> **GIVEN ENTRIES**:
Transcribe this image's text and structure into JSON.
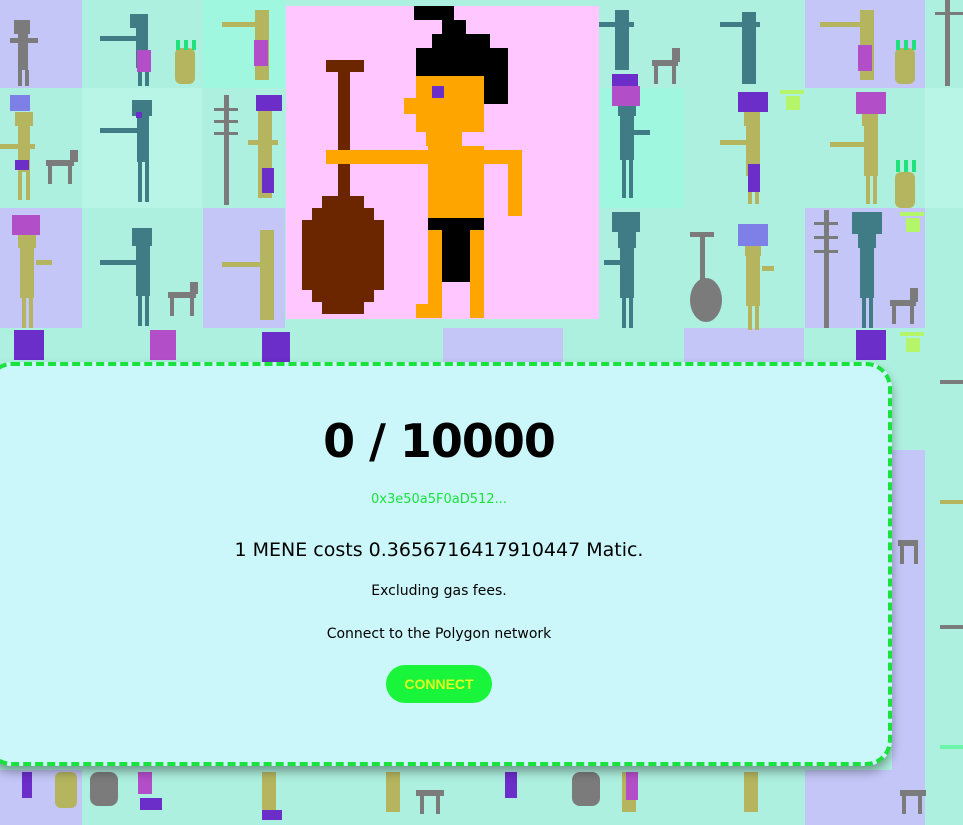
{
  "counter": {
    "text": "0 / 10000"
  },
  "contract": {
    "address_short": "0x3e50a5F0aD512..."
  },
  "pricing": {
    "price_text": "1 MENE costs 0.3656716417910447 Matic.",
    "gas_note": "Excluding gas fees."
  },
  "network": {
    "instruction": "Connect to the Polygon network"
  },
  "actions": {
    "connect_label": "CONNECT"
  },
  "colors": {
    "background": "#aef0df",
    "card_background": "#ccf7fa",
    "accent_green": "#19e23d",
    "button_text": "#dfff1f",
    "hero_background": "#ffc6ff"
  }
}
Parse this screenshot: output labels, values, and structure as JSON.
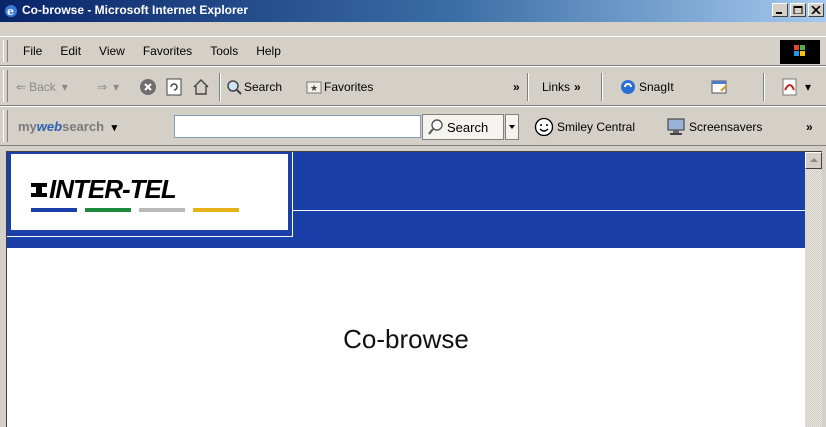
{
  "window": {
    "title": "Co-browse - Microsoft Internet Explorer",
    "buttons": [
      "minimize-button",
      "maximize-button",
      "close-button"
    ]
  },
  "menubar": {
    "items": [
      "File",
      "Edit",
      "View",
      "Favorites",
      "Tools",
      "Help"
    ]
  },
  "toolbar": {
    "back_label": "Back",
    "search_label": "Search",
    "favorites_label": "Favorites",
    "links_label": "Links",
    "snagit_label": "SnagIt",
    "overflow": "»"
  },
  "searchbar": {
    "logo_prefix": "my",
    "logo_web": "web",
    "logo_suffix": "search",
    "input_value": "",
    "search_button": "Search",
    "smiley_label": "Smiley Central",
    "screensavers_label": "Screensavers",
    "overflow": "»"
  },
  "page": {
    "logo_text": "INTER-TEL",
    "logo_colors": [
      "#1a3fa8",
      "#1e8a3e",
      "#b9b9b9",
      "#e5b21a"
    ],
    "title": "Co-browse"
  },
  "colors": {
    "banner": "#1a3fa8",
    "titlebar_start": "#0a246a"
  }
}
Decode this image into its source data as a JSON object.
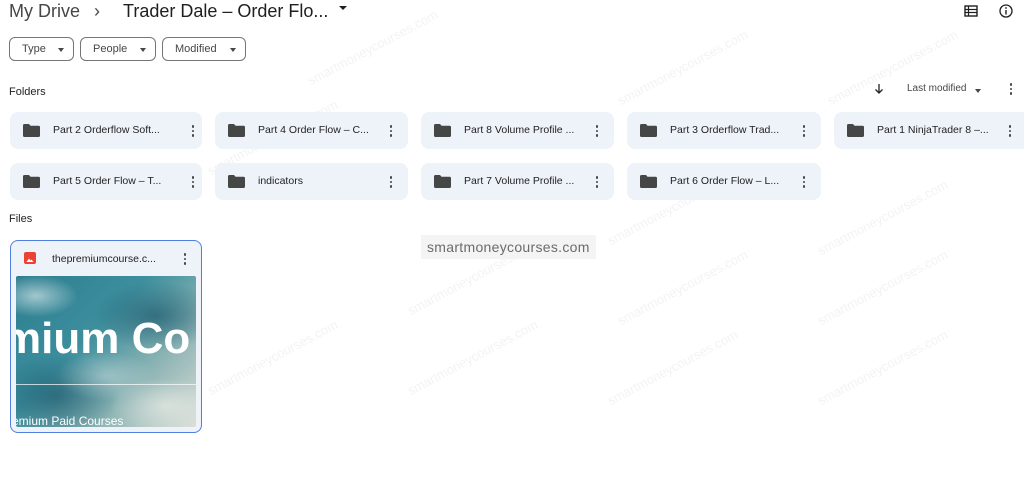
{
  "breadcrumb": {
    "root": "My Drive",
    "separator": "›",
    "current": "Trader Dale – Order Flo..."
  },
  "header_icons": {
    "list_view": "list-view-icon",
    "info": "info-icon"
  },
  "filters": [
    {
      "label": "Type"
    },
    {
      "label": "People"
    },
    {
      "label": "Modified"
    }
  ],
  "sections": {
    "folders_label": "Folders",
    "files_label": "Files"
  },
  "sort": {
    "label": "Last modified",
    "direction_icon": "arrow-down-icon"
  },
  "folders": [
    {
      "name": "Part 2 Orderflow Soft..."
    },
    {
      "name": "Part 4 Order Flow – C..."
    },
    {
      "name": "Part 8 Volume Profile ..."
    },
    {
      "name": "Part 3 Orderflow Trad..."
    },
    {
      "name": "Part 1 NinjaTrader 8 –..."
    },
    {
      "name": "Part 5 Order Flow – T..."
    },
    {
      "name": "indicators"
    },
    {
      "name": "Part 7 Volume Profile ..."
    },
    {
      "name": "Part 6 Order Flow – L..."
    }
  ],
  "files": [
    {
      "name": "thepremiumcourse.c...",
      "type_icon": "image-file-icon",
      "thumbnail_title": "mium Co",
      "thumbnail_subtitle": "remium Paid Courses"
    }
  ],
  "watermark": {
    "text": "smartmoneycourses.com"
  },
  "colors": {
    "tile_bg": "#eef2f9",
    "selected_border": "#4f7fe0",
    "image_icon": "#ea4335"
  }
}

> **STATED GOAL**: Transcribe the complete set of entries verbatim. No pictures belong in the copy.

> **RESULT**:
Transcribe this image's text and structure into JSON.
{
  "counter": {
    "text": "0 / 10000"
  },
  "contract": {
    "address_short": "0x3e50a5F0aD512..."
  },
  "pricing": {
    "price_text": "1 MENE costs 0.3656716417910447 Matic.",
    "gas_note": "Excluding gas fees."
  },
  "network": {
    "instruction": "Connect to the Polygon network"
  },
  "actions": {
    "connect_label": "CONNECT"
  },
  "colors": {
    "background": "#aef0df",
    "card_background": "#ccf7fa",
    "accent_green": "#19e23d",
    "button_text": "#dfff1f",
    "hero_background": "#ffc6ff"
  }
}
Parse this screenshot: output labels, values, and structure as JSON.
{
  "window": {
    "title": "Co-browse - Microsoft Internet Explorer",
    "buttons": [
      "minimize-button",
      "maximize-button",
      "close-button"
    ]
  },
  "menubar": {
    "items": [
      "File",
      "Edit",
      "View",
      "Favorites",
      "Tools",
      "Help"
    ]
  },
  "toolbar": {
    "back_label": "Back",
    "search_label": "Search",
    "favorites_label": "Favorites",
    "links_label": "Links",
    "snagit_label": "SnagIt",
    "overflow": "»"
  },
  "searchbar": {
    "logo_prefix": "my",
    "logo_web": "web",
    "logo_suffix": "search",
    "input_value": "",
    "search_button": "Search",
    "smiley_label": "Smiley Central",
    "screensavers_label": "Screensavers",
    "overflow": "»"
  },
  "page": {
    "logo_text": "INTER-TEL",
    "logo_colors": [
      "#1a3fa8",
      "#1e8a3e",
      "#b9b9b9",
      "#e5b21a"
    ],
    "title": "Co-browse"
  },
  "colors": {
    "banner": "#1a3fa8",
    "titlebar_start": "#0a246a"
  }
}
Decode this image into its source data as a JSON object.
{
  "breadcrumb": {
    "root": "My Drive",
    "separator": "›",
    "current": "Trader Dale – Order Flo..."
  },
  "header_icons": {
    "list_view": "list-view-icon",
    "info": "info-icon"
  },
  "filters": [
    {
      "label": "Type"
    },
    {
      "label": "People"
    },
    {
      "label": "Modified"
    }
  ],
  "sections": {
    "folders_label": "Folders",
    "files_label": "Files"
  },
  "sort": {
    "label": "Last modified",
    "direction_icon": "arrow-down-icon"
  },
  "folders": [
    {
      "name": "Part 2 Orderflow Soft..."
    },
    {
      "name": "Part 4 Order Flow – C..."
    },
    {
      "name": "Part 8 Volume Profile ..."
    },
    {
      "name": "Part 3 Orderflow Trad..."
    },
    {
      "name": "Part 1 NinjaTrader 8 –..."
    },
    {
      "name": "Part 5 Order Flow – T..."
    },
    {
      "name": "indicators"
    },
    {
      "name": "Part 7 Volume Profile ..."
    },
    {
      "name": "Part 6 Order Flow – L..."
    }
  ],
  "files": [
    {
      "name": "thepremiumcourse.c...",
      "type_icon": "image-file-icon",
      "thumbnail_title": "mium Co",
      "thumbnail_subtitle": "remium Paid Courses"
    }
  ],
  "watermark": {
    "text": "smartmoneycourses.com"
  },
  "colors": {
    "tile_bg": "#eef2f9",
    "selected_border": "#4f7fe0",
    "image_icon": "#ea4335"
  }
}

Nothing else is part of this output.